PROBLEM TO SOLVE –
Reproduce every one of the records below line for line, with no changes.

"""

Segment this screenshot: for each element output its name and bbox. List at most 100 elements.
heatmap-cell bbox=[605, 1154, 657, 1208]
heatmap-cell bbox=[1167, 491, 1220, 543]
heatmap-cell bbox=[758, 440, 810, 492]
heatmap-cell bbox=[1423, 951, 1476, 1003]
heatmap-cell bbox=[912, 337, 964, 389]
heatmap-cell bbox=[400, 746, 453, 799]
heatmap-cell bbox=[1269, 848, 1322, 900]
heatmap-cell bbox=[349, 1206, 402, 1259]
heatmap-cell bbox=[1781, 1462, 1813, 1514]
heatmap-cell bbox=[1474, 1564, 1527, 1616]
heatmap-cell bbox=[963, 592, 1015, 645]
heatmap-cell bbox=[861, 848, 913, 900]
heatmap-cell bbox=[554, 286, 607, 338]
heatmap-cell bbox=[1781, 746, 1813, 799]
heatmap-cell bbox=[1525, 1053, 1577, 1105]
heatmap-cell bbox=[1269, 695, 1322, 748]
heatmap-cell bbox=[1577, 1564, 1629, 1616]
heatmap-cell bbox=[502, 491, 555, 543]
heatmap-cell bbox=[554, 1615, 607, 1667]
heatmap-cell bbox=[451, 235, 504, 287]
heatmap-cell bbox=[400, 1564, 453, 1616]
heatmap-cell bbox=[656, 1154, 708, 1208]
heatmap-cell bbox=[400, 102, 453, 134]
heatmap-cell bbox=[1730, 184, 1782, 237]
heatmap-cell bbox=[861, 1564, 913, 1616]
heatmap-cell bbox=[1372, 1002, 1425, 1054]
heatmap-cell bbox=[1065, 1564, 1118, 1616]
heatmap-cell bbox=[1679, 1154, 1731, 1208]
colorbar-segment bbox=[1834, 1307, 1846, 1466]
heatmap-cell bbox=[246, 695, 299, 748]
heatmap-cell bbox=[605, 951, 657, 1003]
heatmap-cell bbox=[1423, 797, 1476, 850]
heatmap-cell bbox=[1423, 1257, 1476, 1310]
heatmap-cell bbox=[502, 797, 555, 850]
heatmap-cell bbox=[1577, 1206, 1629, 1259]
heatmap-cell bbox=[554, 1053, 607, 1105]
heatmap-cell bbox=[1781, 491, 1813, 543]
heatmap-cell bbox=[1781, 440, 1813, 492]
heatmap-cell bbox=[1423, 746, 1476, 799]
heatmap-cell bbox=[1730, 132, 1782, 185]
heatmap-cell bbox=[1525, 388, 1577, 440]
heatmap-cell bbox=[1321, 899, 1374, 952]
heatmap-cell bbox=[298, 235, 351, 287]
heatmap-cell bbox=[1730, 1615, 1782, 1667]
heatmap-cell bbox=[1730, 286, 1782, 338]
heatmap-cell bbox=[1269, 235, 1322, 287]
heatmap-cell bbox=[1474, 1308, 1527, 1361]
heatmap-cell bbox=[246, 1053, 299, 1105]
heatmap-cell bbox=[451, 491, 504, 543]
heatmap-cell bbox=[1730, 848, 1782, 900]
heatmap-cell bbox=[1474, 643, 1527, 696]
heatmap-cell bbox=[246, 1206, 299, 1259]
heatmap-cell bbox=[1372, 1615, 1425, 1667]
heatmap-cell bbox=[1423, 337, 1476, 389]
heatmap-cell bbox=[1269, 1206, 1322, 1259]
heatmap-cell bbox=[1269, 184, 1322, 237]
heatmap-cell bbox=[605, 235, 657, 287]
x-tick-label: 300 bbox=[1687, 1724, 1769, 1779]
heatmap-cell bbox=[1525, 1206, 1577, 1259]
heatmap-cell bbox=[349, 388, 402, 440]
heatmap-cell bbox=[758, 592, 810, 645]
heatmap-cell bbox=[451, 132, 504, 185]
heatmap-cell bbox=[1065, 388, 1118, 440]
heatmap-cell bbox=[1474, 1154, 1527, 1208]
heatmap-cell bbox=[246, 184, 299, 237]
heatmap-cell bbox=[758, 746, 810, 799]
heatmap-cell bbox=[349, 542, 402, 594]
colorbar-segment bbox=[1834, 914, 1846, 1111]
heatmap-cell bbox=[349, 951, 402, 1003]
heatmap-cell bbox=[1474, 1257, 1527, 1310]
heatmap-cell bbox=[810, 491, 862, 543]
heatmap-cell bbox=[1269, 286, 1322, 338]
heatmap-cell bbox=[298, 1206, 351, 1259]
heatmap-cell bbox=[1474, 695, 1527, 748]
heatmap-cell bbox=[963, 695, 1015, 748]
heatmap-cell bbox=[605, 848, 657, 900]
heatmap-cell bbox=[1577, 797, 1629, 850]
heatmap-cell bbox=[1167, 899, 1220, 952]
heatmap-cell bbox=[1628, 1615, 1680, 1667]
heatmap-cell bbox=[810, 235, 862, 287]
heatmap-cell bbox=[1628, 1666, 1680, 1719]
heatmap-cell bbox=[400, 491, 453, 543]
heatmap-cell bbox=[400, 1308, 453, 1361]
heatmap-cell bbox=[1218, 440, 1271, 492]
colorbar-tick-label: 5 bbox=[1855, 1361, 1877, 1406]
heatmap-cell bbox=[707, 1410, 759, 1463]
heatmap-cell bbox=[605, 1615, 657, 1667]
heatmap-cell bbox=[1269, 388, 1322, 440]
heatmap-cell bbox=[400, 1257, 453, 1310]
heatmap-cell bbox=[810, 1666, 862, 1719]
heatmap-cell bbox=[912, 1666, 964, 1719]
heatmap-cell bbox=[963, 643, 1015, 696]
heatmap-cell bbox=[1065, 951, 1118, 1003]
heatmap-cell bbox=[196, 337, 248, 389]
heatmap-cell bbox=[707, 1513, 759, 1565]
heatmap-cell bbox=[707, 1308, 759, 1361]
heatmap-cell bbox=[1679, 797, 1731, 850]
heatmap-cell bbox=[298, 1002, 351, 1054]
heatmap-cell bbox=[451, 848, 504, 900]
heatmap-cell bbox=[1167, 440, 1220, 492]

"""

EXPECTED ANSWER –
Segment this screenshot: for each element output its name and bbox. List at most 100 elements.
heatmap-cell bbox=[605, 1154, 657, 1208]
heatmap-cell bbox=[1167, 491, 1220, 543]
heatmap-cell bbox=[758, 440, 810, 492]
heatmap-cell bbox=[1423, 951, 1476, 1003]
heatmap-cell bbox=[912, 337, 964, 389]
heatmap-cell bbox=[400, 746, 453, 799]
heatmap-cell bbox=[1269, 848, 1322, 900]
heatmap-cell bbox=[349, 1206, 402, 1259]
heatmap-cell bbox=[1781, 1462, 1813, 1514]
heatmap-cell bbox=[1474, 1564, 1527, 1616]
heatmap-cell bbox=[963, 592, 1015, 645]
heatmap-cell bbox=[861, 848, 913, 900]
heatmap-cell bbox=[554, 286, 607, 338]
heatmap-cell bbox=[1781, 746, 1813, 799]
heatmap-cell bbox=[1525, 1053, 1577, 1105]
heatmap-cell bbox=[1269, 695, 1322, 748]
heatmap-cell bbox=[1577, 1564, 1629, 1616]
heatmap-cell bbox=[502, 491, 555, 543]
heatmap-cell bbox=[554, 1615, 607, 1667]
heatmap-cell bbox=[451, 235, 504, 287]
heatmap-cell bbox=[400, 1564, 453, 1616]
heatmap-cell bbox=[656, 1154, 708, 1208]
heatmap-cell bbox=[400, 102, 453, 134]
heatmap-cell bbox=[1730, 184, 1782, 237]
heatmap-cell bbox=[861, 1564, 913, 1616]
heatmap-cell bbox=[1372, 1002, 1425, 1054]
heatmap-cell bbox=[1065, 1564, 1118, 1616]
heatmap-cell bbox=[1679, 1154, 1731, 1208]
colorbar-segment bbox=[1834, 1307, 1846, 1466]
heatmap-cell bbox=[246, 695, 299, 748]
heatmap-cell bbox=[605, 951, 657, 1003]
heatmap-cell bbox=[1423, 797, 1476, 850]
heatmap-cell bbox=[1423, 1257, 1476, 1310]
heatmap-cell bbox=[502, 797, 555, 850]
heatmap-cell bbox=[1577, 1206, 1629, 1259]
heatmap-cell bbox=[554, 1053, 607, 1105]
heatmap-cell bbox=[1781, 491, 1813, 543]
heatmap-cell bbox=[1781, 440, 1813, 492]
heatmap-cell bbox=[1423, 746, 1476, 799]
heatmap-cell bbox=[1730, 132, 1782, 185]
heatmap-cell bbox=[1525, 388, 1577, 440]
heatmap-cell bbox=[1321, 899, 1374, 952]
heatmap-cell bbox=[298, 235, 351, 287]
heatmap-cell bbox=[1730, 1615, 1782, 1667]
heatmap-cell bbox=[1730, 286, 1782, 338]
heatmap-cell bbox=[1269, 235, 1322, 287]
heatmap-cell bbox=[1474, 1308, 1527, 1361]
heatmap-cell bbox=[246, 1053, 299, 1105]
heatmap-cell bbox=[451, 491, 504, 543]
heatmap-cell bbox=[1730, 848, 1782, 900]
heatmap-cell bbox=[1474, 643, 1527, 696]
heatmap-cell bbox=[246, 1206, 299, 1259]
heatmap-cell bbox=[1372, 1615, 1425, 1667]
heatmap-cell bbox=[1423, 337, 1476, 389]
heatmap-cell bbox=[1269, 1206, 1322, 1259]
heatmap-cell bbox=[1269, 184, 1322, 237]
heatmap-cell bbox=[605, 235, 657, 287]
x-tick-label: 300 bbox=[1687, 1724, 1769, 1779]
heatmap-cell bbox=[1525, 1206, 1577, 1259]
heatmap-cell bbox=[349, 388, 402, 440]
heatmap-cell bbox=[758, 592, 810, 645]
heatmap-cell bbox=[451, 132, 504, 185]
heatmap-cell bbox=[1065, 388, 1118, 440]
heatmap-cell bbox=[1474, 1154, 1527, 1208]
heatmap-cell bbox=[246, 184, 299, 237]
heatmap-cell bbox=[758, 746, 810, 799]
heatmap-cell bbox=[349, 542, 402, 594]
colorbar-segment bbox=[1834, 914, 1846, 1111]
heatmap-cell bbox=[349, 951, 402, 1003]
heatmap-cell bbox=[1474, 1257, 1527, 1310]
heatmap-cell bbox=[810, 491, 862, 543]
heatmap-cell bbox=[1269, 286, 1322, 338]
heatmap-cell bbox=[298, 1206, 351, 1259]
heatmap-cell bbox=[1474, 695, 1527, 748]
heatmap-cell bbox=[963, 695, 1015, 748]
heatmap-cell bbox=[605, 848, 657, 900]
heatmap-cell bbox=[1577, 797, 1629, 850]
heatmap-cell bbox=[1167, 899, 1220, 952]
heatmap-cell bbox=[1628, 1615, 1680, 1667]
heatmap-cell bbox=[810, 235, 862, 287]
heatmap-cell bbox=[1628, 1666, 1680, 1719]
heatmap-cell bbox=[400, 491, 453, 543]
heatmap-cell bbox=[400, 1308, 453, 1361]
heatmap-cell bbox=[1218, 440, 1271, 492]
colorbar-tick-label: 5 bbox=[1855, 1361, 1877, 1406]
heatmap-cell bbox=[707, 1410, 759, 1463]
heatmap-cell bbox=[605, 1615, 657, 1667]
heatmap-cell bbox=[1269, 388, 1322, 440]
heatmap-cell bbox=[400, 1257, 453, 1310]
heatmap-cell bbox=[810, 1666, 862, 1719]
heatmap-cell bbox=[912, 1666, 964, 1719]
heatmap-cell bbox=[963, 643, 1015, 696]
heatmap-cell bbox=[1065, 951, 1118, 1003]
heatmap-cell bbox=[196, 337, 248, 389]
heatmap-cell bbox=[707, 1513, 759, 1565]
heatmap-cell bbox=[707, 1308, 759, 1361]
heatmap-cell bbox=[1679, 797, 1731, 850]
heatmap-cell bbox=[298, 1002, 351, 1054]
heatmap-cell bbox=[451, 848, 504, 900]
heatmap-cell bbox=[1167, 440, 1220, 492]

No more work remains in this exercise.